— START Exercise inputs —
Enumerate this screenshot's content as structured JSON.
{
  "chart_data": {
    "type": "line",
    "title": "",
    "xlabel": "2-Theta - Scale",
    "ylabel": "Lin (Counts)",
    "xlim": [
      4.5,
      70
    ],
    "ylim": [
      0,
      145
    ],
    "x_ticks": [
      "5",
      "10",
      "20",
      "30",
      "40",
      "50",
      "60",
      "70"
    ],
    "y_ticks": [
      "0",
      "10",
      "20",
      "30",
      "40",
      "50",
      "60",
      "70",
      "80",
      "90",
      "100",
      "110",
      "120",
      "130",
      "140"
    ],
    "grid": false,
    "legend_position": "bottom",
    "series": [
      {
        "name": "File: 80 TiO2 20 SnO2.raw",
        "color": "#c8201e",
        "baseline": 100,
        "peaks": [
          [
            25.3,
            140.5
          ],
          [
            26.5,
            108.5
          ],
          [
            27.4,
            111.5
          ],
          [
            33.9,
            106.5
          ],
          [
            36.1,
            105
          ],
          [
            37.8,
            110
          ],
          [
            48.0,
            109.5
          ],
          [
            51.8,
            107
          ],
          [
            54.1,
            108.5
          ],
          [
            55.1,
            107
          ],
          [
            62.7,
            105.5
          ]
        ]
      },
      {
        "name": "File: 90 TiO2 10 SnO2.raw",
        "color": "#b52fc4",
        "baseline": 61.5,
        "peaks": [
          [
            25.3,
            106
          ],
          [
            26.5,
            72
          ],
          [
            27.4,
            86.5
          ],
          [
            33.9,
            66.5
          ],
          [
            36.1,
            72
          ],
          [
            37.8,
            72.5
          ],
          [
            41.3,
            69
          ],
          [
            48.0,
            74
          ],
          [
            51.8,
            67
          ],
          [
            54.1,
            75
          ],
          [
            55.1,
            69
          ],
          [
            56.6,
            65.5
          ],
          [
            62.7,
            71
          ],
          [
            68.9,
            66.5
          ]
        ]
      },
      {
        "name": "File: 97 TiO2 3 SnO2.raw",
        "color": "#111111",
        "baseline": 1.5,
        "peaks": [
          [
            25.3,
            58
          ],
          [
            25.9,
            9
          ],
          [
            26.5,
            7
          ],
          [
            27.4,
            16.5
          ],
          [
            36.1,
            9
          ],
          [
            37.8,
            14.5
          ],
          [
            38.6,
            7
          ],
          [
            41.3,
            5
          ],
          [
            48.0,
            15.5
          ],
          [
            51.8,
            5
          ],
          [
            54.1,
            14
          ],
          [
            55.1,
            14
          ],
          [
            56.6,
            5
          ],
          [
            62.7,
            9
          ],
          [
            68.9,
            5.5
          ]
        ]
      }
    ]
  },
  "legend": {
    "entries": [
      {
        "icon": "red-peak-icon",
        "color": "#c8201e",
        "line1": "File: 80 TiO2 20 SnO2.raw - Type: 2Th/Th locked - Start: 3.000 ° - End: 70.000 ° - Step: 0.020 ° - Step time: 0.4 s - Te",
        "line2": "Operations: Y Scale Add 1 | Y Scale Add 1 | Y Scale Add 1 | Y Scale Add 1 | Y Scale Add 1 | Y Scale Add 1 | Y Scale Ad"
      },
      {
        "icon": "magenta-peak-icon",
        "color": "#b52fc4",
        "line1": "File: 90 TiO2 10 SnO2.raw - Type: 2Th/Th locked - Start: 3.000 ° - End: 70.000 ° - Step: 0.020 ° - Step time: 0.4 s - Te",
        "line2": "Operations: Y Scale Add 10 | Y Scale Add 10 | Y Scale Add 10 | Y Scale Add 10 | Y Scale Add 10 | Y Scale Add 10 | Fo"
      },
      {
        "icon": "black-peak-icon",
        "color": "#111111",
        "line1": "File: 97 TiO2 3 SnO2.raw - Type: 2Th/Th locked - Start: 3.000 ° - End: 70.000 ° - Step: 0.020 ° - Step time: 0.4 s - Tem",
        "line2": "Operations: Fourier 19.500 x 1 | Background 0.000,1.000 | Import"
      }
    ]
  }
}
— END Exercise inputs —
**Task instructions**. Your task is to repeat every line exactly.

**Solution for this problem**.
Enumerate this screenshot's content as structured JSON.
{
  "chart_data": {
    "type": "line",
    "title": "",
    "xlabel": "2-Theta - Scale",
    "ylabel": "Lin (Counts)",
    "xlim": [
      4.5,
      70
    ],
    "ylim": [
      0,
      145
    ],
    "x_ticks": [
      "5",
      "10",
      "20",
      "30",
      "40",
      "50",
      "60",
      "70"
    ],
    "y_ticks": [
      "0",
      "10",
      "20",
      "30",
      "40",
      "50",
      "60",
      "70",
      "80",
      "90",
      "100",
      "110",
      "120",
      "130",
      "140"
    ],
    "grid": false,
    "legend_position": "bottom",
    "series": [
      {
        "name": "File: 80 TiO2 20 SnO2.raw",
        "color": "#c8201e",
        "baseline": 100,
        "peaks": [
          [
            25.3,
            140.5
          ],
          [
            26.5,
            108.5
          ],
          [
            27.4,
            111.5
          ],
          [
            33.9,
            106.5
          ],
          [
            36.1,
            105
          ],
          [
            37.8,
            110
          ],
          [
            48.0,
            109.5
          ],
          [
            51.8,
            107
          ],
          [
            54.1,
            108.5
          ],
          [
            55.1,
            107
          ],
          [
            62.7,
            105.5
          ]
        ]
      },
      {
        "name": "File: 90 TiO2 10 SnO2.raw",
        "color": "#b52fc4",
        "baseline": 61.5,
        "peaks": [
          [
            25.3,
            106
          ],
          [
            26.5,
            72
          ],
          [
            27.4,
            86.5
          ],
          [
            33.9,
            66.5
          ],
          [
            36.1,
            72
          ],
          [
            37.8,
            72.5
          ],
          [
            41.3,
            69
          ],
          [
            48.0,
            74
          ],
          [
            51.8,
            67
          ],
          [
            54.1,
            75
          ],
          [
            55.1,
            69
          ],
          [
            56.6,
            65.5
          ],
          [
            62.7,
            71
          ],
          [
            68.9,
            66.5
          ]
        ]
      },
      {
        "name": "File: 97 TiO2 3 SnO2.raw",
        "color": "#111111",
        "baseline": 1.5,
        "peaks": [
          [
            25.3,
            58
          ],
          [
            25.9,
            9
          ],
          [
            26.5,
            7
          ],
          [
            27.4,
            16.5
          ],
          [
            36.1,
            9
          ],
          [
            37.8,
            14.5
          ],
          [
            38.6,
            7
          ],
          [
            41.3,
            5
          ],
          [
            48.0,
            15.5
          ],
          [
            51.8,
            5
          ],
          [
            54.1,
            14
          ],
          [
            55.1,
            14
          ],
          [
            56.6,
            5
          ],
          [
            62.7,
            9
          ],
          [
            68.9,
            5.5
          ]
        ]
      }
    ]
  },
  "legend": {
    "entries": [
      {
        "icon": "red-peak-icon",
        "color": "#c8201e",
        "line1": "File: 80 TiO2 20 SnO2.raw - Type: 2Th/Th locked - Start: 3.000 ° - End: 70.000 ° - Step: 0.020 ° - Step time: 0.4 s - Te",
        "line2": "Operations: Y Scale Add 1 | Y Scale Add 1 | Y Scale Add 1 | Y Scale Add 1 | Y Scale Add 1 | Y Scale Add 1 | Y Scale Ad"
      },
      {
        "icon": "magenta-peak-icon",
        "color": "#b52fc4",
        "line1": "File: 90 TiO2 10 SnO2.raw - Type: 2Th/Th locked - Start: 3.000 ° - End: 70.000 ° - Step: 0.020 ° - Step time: 0.4 s - Te",
        "line2": "Operations: Y Scale Add 10 | Y Scale Add 10 | Y Scale Add 10 | Y Scale Add 10 | Y Scale Add 10 | Y Scale Add 10 | Fo"
      },
      {
        "icon": "black-peak-icon",
        "color": "#111111",
        "line1": "File: 97 TiO2 3 SnO2.raw - Type: 2Th/Th locked - Start: 3.000 ° - End: 70.000 ° - Step: 0.020 ° - Step time: 0.4 s - Tem",
        "line2": "Operations: Fourier 19.500 x 1 | Background 0.000,1.000 | Import"
      }
    ]
  }
}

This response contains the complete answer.